--- BEGIN ITEMS ---
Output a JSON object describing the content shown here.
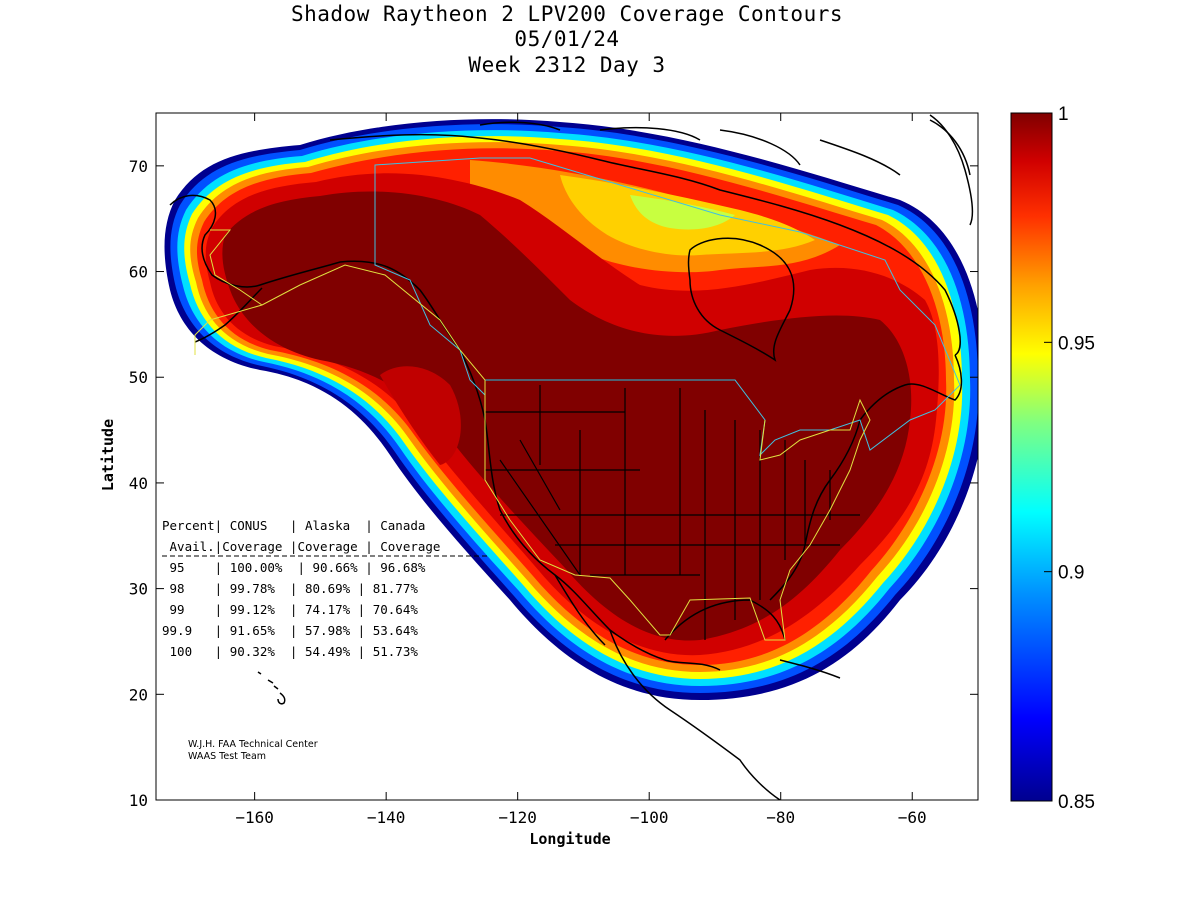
{
  "title": {
    "line1": "Shadow Raytheon 2 LPV200 Coverage Contours",
    "line2": "05/01/24",
    "line3": "Week 2312 Day 3"
  },
  "axes": {
    "xlabel": "Longitude",
    "ylabel": "Latitude",
    "xlim": [
      -175,
      -50
    ],
    "ylim": [
      10,
      75
    ],
    "xticks": [
      -160,
      -140,
      -120,
      -100,
      -80,
      -60
    ],
    "yticks": [
      10,
      20,
      30,
      40,
      50,
      60,
      70
    ]
  },
  "colorbar": {
    "range": [
      0.85,
      1
    ],
    "ticks": [
      {
        "value": 1,
        "label": "1"
      },
      {
        "value": 0.95,
        "label": "0.95"
      },
      {
        "value": 0.9,
        "label": "0.9"
      },
      {
        "value": 0.85,
        "label": "0.85"
      }
    ]
  },
  "coverage_table": {
    "header1": "Percent| CONUS   | Alaska  | Canada",
    "header2": " Avail.|Coverage |Coverage | Coverage",
    "rows": [
      " 95    | 100.00%  | 90.66% | 96.68%",
      " 98    | 99.78%  | 80.69% | 81.77%",
      " 99    | 99.12%  | 74.17% | 70.64%",
      "99.9   | 91.65%  | 57.98% | 53.64%",
      " 100   | 90.32%  | 54.49% | 51.73%"
    ]
  },
  "credit": {
    "line1": "W.J.H. FAA Technical Center",
    "line2": "WAAS Test Team"
  },
  "colors": {
    "dark_red": "#800000",
    "red": "#c00000",
    "bright_red": "#ff2000",
    "orange": "#ff8000",
    "yellow": "#ffff00",
    "cyan": "#00ffff",
    "blue": "#0040ff",
    "navy": "#000090",
    "boundary_cyan": "#40c0e0",
    "boundary_yellow": "#e0e040"
  },
  "chart_data": {
    "type": "heatmap",
    "description_values": "LPV200 availability contours over North America",
    "value_range": [
      0.85,
      1
    ],
    "regions_availability": {
      "CONUS core": 1,
      "southern Alaska / western Canada": 1,
      "northern Canada (Hudson Bay)": 0.95
    }
  }
}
--- END ITEMS ---
- _WRITTEN INSTRUCTION_
Quote every line word for word and keep the images out of the copy.

- _RESULT BELOW_
Output a JSON object describing the content shown here.
{
  "title": {
    "line1": "Shadow Raytheon 2 LPV200 Coverage Contours",
    "line2": "05/01/24",
    "line3": "Week 2312 Day 3"
  },
  "axes": {
    "xlabel": "Longitude",
    "ylabel": "Latitude",
    "xlim": [
      -175,
      -50
    ],
    "ylim": [
      10,
      75
    ],
    "xticks": [
      -160,
      -140,
      -120,
      -100,
      -80,
      -60
    ],
    "yticks": [
      10,
      20,
      30,
      40,
      50,
      60,
      70
    ]
  },
  "colorbar": {
    "range": [
      0.85,
      1
    ],
    "ticks": [
      {
        "value": 1,
        "label": "1"
      },
      {
        "value": 0.95,
        "label": "0.95"
      },
      {
        "value": 0.9,
        "label": "0.9"
      },
      {
        "value": 0.85,
        "label": "0.85"
      }
    ]
  },
  "coverage_table": {
    "header1": "Percent| CONUS   | Alaska  | Canada",
    "header2": " Avail.|Coverage |Coverage | Coverage",
    "rows": [
      " 95    | 100.00%  | 90.66% | 96.68%",
      " 98    | 99.78%  | 80.69% | 81.77%",
      " 99    | 99.12%  | 74.17% | 70.64%",
      "99.9   | 91.65%  | 57.98% | 53.64%",
      " 100   | 90.32%  | 54.49% | 51.73%"
    ]
  },
  "credit": {
    "line1": "W.J.H. FAA Technical Center",
    "line2": "WAAS Test Team"
  },
  "colors": {
    "dark_red": "#800000",
    "red": "#c00000",
    "bright_red": "#ff2000",
    "orange": "#ff8000",
    "yellow": "#ffff00",
    "cyan": "#00ffff",
    "blue": "#0040ff",
    "navy": "#000090",
    "boundary_cyan": "#40c0e0",
    "boundary_yellow": "#e0e040"
  },
  "chart_data": {
    "type": "heatmap",
    "description_values": "LPV200 availability contours over North America",
    "value_range": [
      0.85,
      1
    ],
    "regions_availability": {
      "CONUS core": 1,
      "southern Alaska / western Canada": 1,
      "northern Canada (Hudson Bay)": 0.95
    }
  }
}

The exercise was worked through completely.